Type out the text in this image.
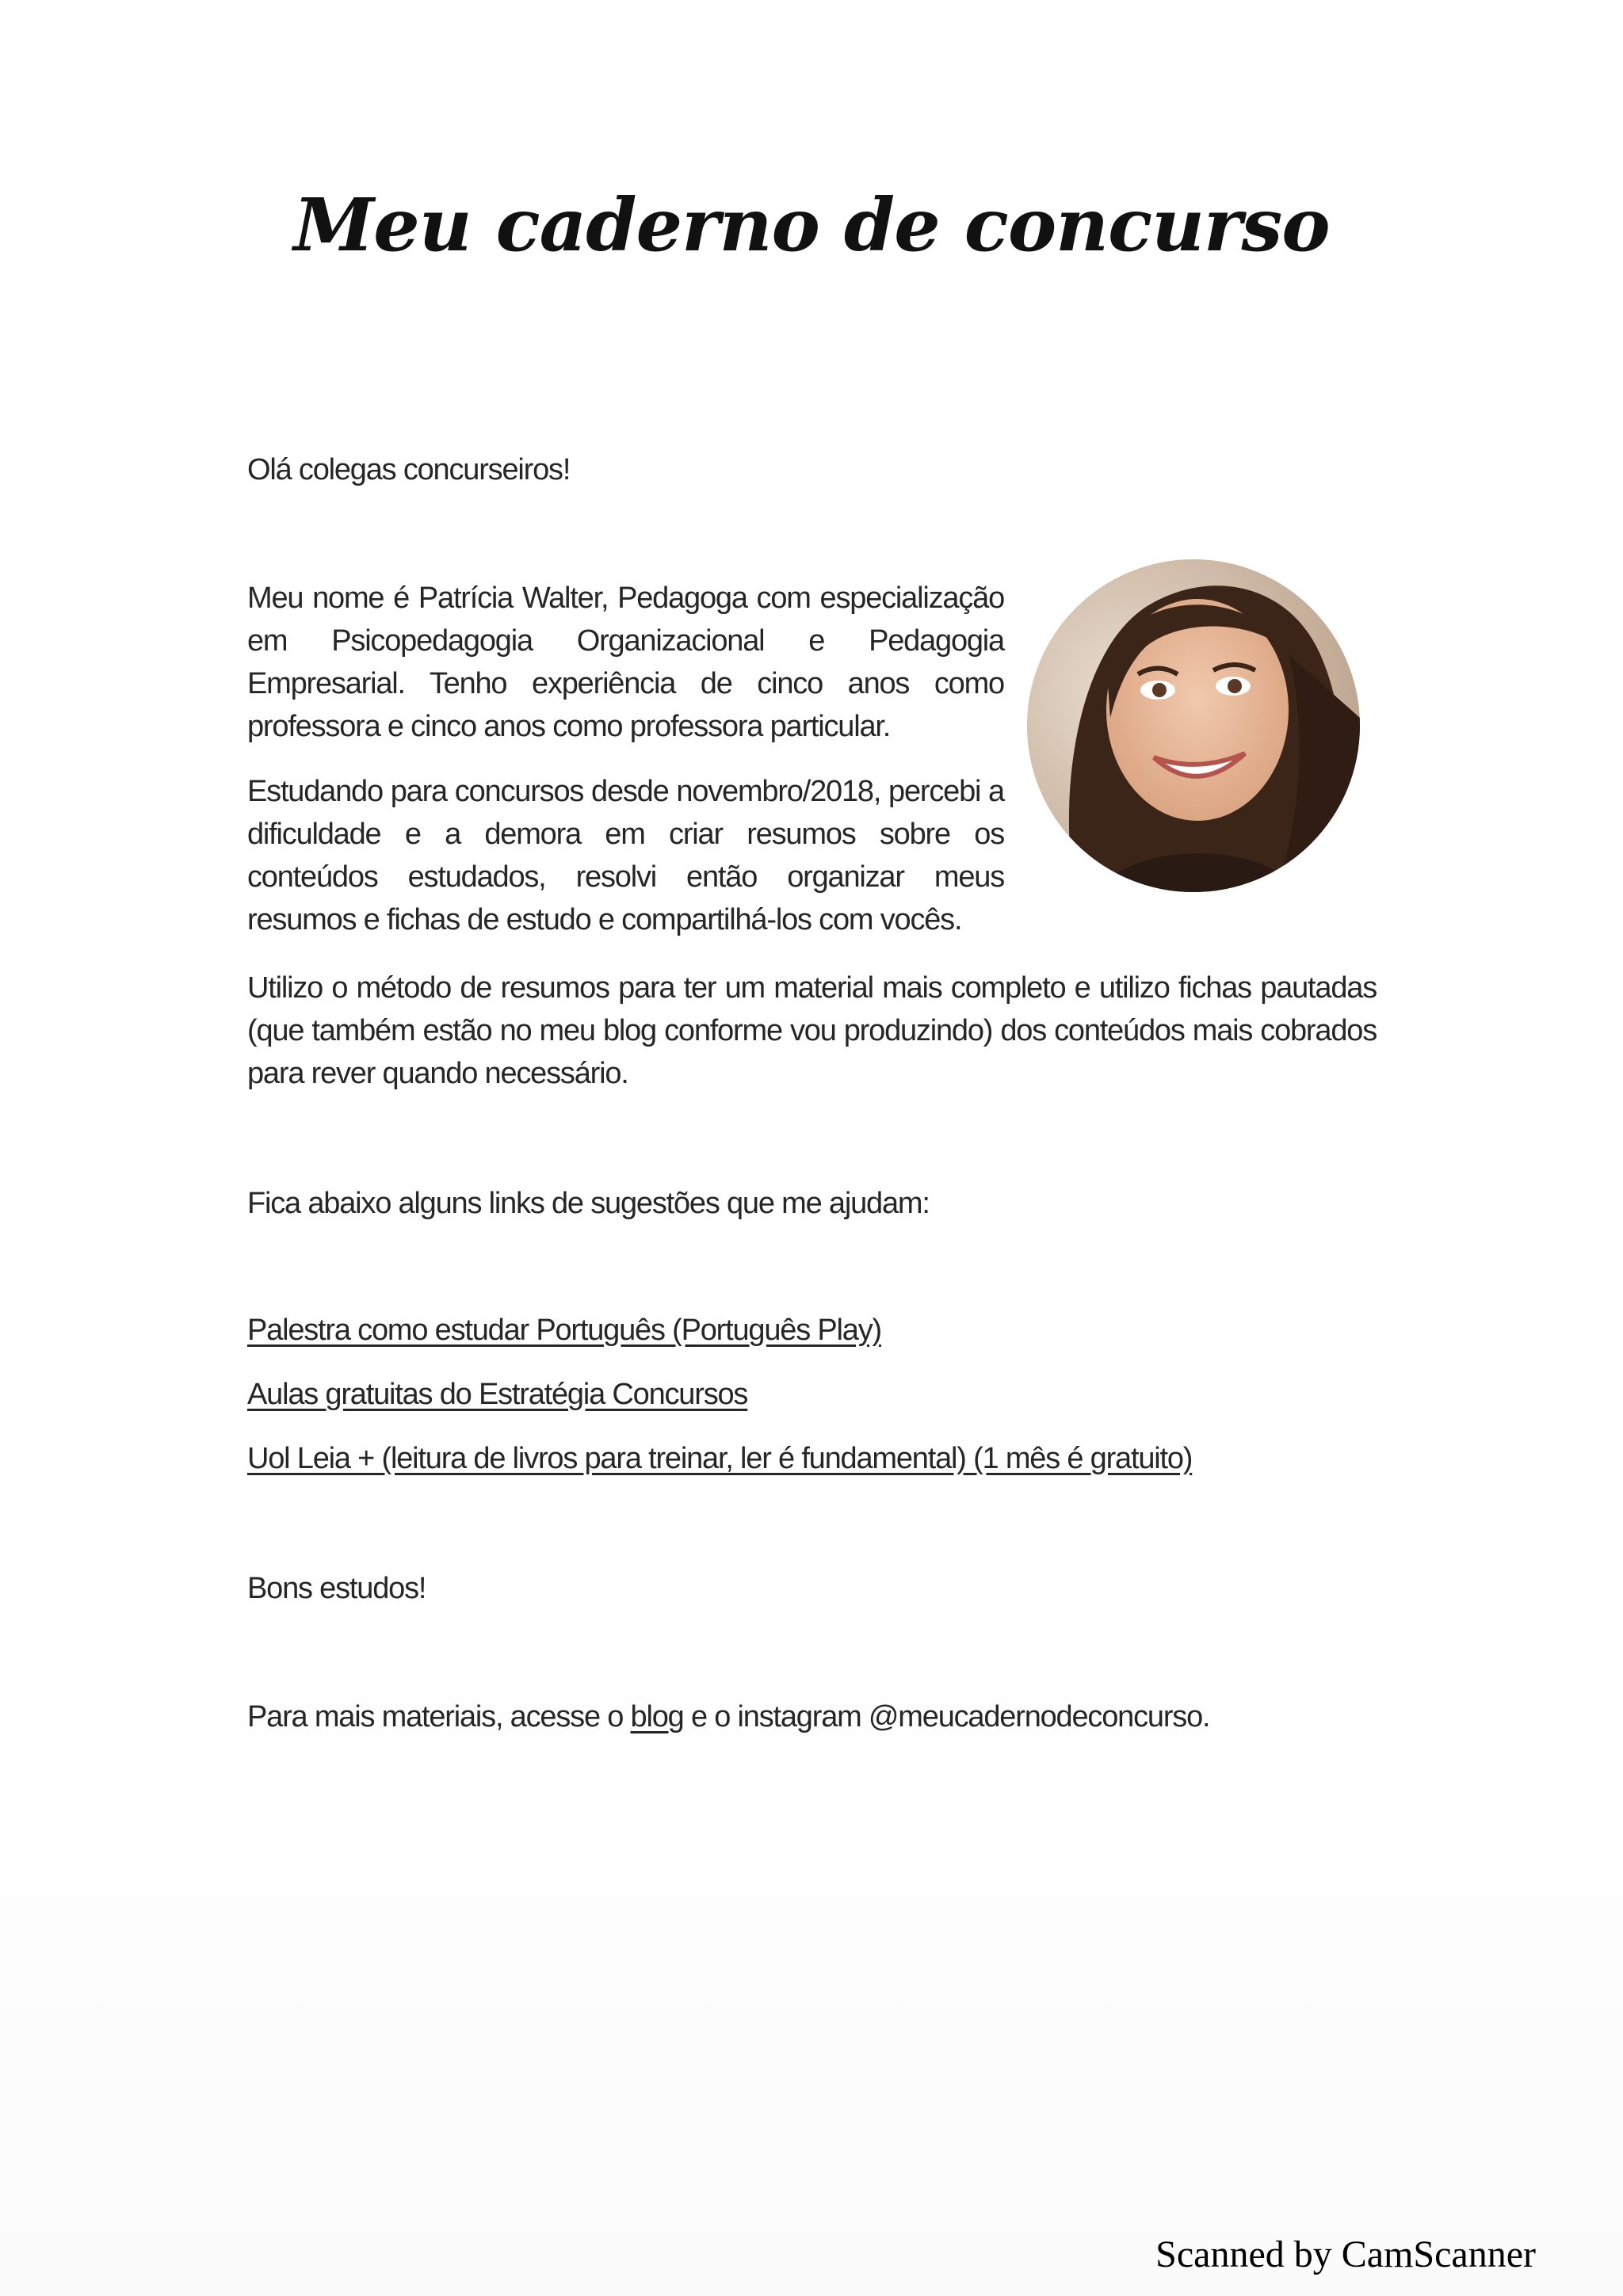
Meu caderno de concurso

Olá colegas concurseiros!

Meu nome é Patrícia Walter, Pedagoga com especialização em Psicopedagogia Organizacional e Pedagogia Empresarial. Tenho experiência de cinco anos como professora e cinco anos como professora particular.

Estudando para concursos desde novembro/2018, percebi a dificuldade e a demora em criar resumos sobre os conteúdos estudados, resolvi então organizar meus resumos e fichas de estudo e compartilhá-los com vocês.

Utilizo o método de resumos para ter um material mais completo e utilizo fichas pautadas (que também estão no meu blog conforme vou produzindo) dos conteúdos mais cobrados para rever quando necessário.

Fica abaixo alguns links de sugestões que me ajudam:

Palestra como estudar Português (Português Play)
Aulas gratuitas do Estratégia Concursos
Uol Leia + (leitura de livros para treinar, ler é fundamental) (1 mês é gratuito)

Bons estudos!

Para mais materiais, acesse o blog e o instagram @meucadernodeconcurso.

Scanned by CamScanner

_ _ _ _

* _REQUIREMENT_: Copy each line of the listing that holds the word "blog".

* _PROBLEM SOLUTION_:
Utilizo o método de resumos para ter um material mais completo e utilizo fichas pautadas (que também estão no meu blog conforme vou produzindo) dos conteúdos mais cobrados para rever quando necessário.
Para mais materiais, acesse o blog e o instagram @meucadernodeconcurso.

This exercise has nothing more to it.